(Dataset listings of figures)
• • • • • • •
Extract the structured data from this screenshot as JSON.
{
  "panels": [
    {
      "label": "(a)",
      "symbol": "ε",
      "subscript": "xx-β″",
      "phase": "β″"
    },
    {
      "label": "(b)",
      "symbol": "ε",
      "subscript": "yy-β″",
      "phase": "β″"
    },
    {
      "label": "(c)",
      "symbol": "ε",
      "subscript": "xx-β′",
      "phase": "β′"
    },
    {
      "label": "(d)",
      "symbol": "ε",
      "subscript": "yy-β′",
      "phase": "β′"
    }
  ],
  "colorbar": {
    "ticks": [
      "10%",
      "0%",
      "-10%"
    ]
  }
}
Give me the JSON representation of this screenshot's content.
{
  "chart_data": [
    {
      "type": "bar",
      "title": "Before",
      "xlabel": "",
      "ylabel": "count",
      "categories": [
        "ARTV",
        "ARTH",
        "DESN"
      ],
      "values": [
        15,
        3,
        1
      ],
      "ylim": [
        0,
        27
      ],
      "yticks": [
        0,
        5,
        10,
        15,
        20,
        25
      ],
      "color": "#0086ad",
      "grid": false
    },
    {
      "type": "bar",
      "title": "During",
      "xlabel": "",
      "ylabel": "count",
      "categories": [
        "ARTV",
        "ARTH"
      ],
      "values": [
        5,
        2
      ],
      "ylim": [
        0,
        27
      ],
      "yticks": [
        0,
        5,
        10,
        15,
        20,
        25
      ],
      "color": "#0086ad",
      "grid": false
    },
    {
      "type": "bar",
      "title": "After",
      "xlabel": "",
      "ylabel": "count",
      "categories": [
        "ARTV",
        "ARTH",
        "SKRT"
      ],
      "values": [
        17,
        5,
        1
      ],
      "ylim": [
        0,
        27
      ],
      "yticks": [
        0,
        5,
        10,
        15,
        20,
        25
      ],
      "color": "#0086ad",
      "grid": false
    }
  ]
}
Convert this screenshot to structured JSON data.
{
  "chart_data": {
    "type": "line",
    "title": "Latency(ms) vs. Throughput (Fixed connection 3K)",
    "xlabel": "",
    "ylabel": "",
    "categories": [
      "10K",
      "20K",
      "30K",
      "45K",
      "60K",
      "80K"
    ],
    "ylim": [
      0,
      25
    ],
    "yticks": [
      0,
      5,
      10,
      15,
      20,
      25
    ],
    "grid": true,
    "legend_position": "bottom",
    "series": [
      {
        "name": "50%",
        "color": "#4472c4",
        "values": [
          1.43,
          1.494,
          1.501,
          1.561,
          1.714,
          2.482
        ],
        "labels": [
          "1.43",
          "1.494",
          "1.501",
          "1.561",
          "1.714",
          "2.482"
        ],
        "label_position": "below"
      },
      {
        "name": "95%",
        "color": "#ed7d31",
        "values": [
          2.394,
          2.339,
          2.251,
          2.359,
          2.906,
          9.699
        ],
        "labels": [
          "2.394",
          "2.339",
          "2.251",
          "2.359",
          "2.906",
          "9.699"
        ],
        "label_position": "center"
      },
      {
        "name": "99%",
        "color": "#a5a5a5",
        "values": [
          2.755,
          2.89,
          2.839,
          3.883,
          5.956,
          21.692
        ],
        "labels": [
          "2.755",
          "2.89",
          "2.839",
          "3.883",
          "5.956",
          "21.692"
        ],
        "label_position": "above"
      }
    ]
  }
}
• • • • • • •
Give back the data above exactly as it appears.

*REPLY*
Extract the structured data from this screenshot as JSON.
{
  "panels": [
    {
      "label": "(a)",
      "symbol": "ε",
      "subscript": "xx-β″",
      "phase": "β″"
    },
    {
      "label": "(b)",
      "symbol": "ε",
      "subscript": "yy-β″",
      "phase": "β″"
    },
    {
      "label": "(c)",
      "symbol": "ε",
      "subscript": "xx-β′",
      "phase": "β′"
    },
    {
      "label": "(d)",
      "symbol": "ε",
      "subscript": "yy-β′",
      "phase": "β′"
    }
  ],
  "colorbar": {
    "ticks": [
      "10%",
      "0%",
      "-10%"
    ]
  }
}
Give me the JSON representation of this screenshot's content.
{
  "chart_data": [
    {
      "type": "bar",
      "title": "Before",
      "xlabel": "",
      "ylabel": "count",
      "categories": [
        "ARTV",
        "ARTH",
        "DESN"
      ],
      "values": [
        15,
        3,
        1
      ],
      "ylim": [
        0,
        27
      ],
      "yticks": [
        0,
        5,
        10,
        15,
        20,
        25
      ],
      "color": "#0086ad",
      "grid": false
    },
    {
      "type": "bar",
      "title": "During",
      "xlabel": "",
      "ylabel": "count",
      "categories": [
        "ARTV",
        "ARTH"
      ],
      "values": [
        5,
        2
      ],
      "ylim": [
        0,
        27
      ],
      "yticks": [
        0,
        5,
        10,
        15,
        20,
        25
      ],
      "color": "#0086ad",
      "grid": false
    },
    {
      "type": "bar",
      "title": "After",
      "xlabel": "",
      "ylabel": "count",
      "categories": [
        "ARTV",
        "ARTH",
        "SKRT"
      ],
      "values": [
        17,
        5,
        1
      ],
      "ylim": [
        0,
        27
      ],
      "yticks": [
        0,
        5,
        10,
        15,
        20,
        25
      ],
      "color": "#0086ad",
      "grid": false
    }
  ]
}
Convert this screenshot to structured JSON data.
{
  "chart_data": {
    "type": "line",
    "title": "Latency(ms) vs. Throughput (Fixed connection 3K)",
    "xlabel": "",
    "ylabel": "",
    "categories": [
      "10K",
      "20K",
      "30K",
      "45K",
      "60K",
      "80K"
    ],
    "ylim": [
      0,
      25
    ],
    "yticks": [
      0,
      5,
      10,
      15,
      20,
      25
    ],
    "grid": true,
    "legend_position": "bottom",
    "series": [
      {
        "name": "50%",
        "color": "#4472c4",
        "values": [
          1.43,
          1.494,
          1.501,
          1.561,
          1.714,
          2.482
        ],
        "labels": [
          "1.43",
          "1.494",
          "1.501",
          "1.561",
          "1.714",
          "2.482"
        ],
        "label_position": "below"
      },
      {
        "name": "95%",
        "color": "#ed7d31",
        "values": [
          2.394,
          2.339,
          2.251,
          2.359,
          2.906,
          9.699
        ],
        "labels": [
          "2.394",
          "2.339",
          "2.251",
          "2.359",
          "2.906",
          "9.699"
        ],
        "label_position": "center"
      },
      {
        "name": "99%",
        "color": "#a5a5a5",
        "values": [
          2.755,
          2.89,
          2.839,
          3.883,
          5.956,
          21.692
        ],
        "labels": [
          "2.755",
          "2.89",
          "2.839",
          "3.883",
          "5.956",
          "21.692"
        ],
        "label_position": "above"
      }
    ]
  }
}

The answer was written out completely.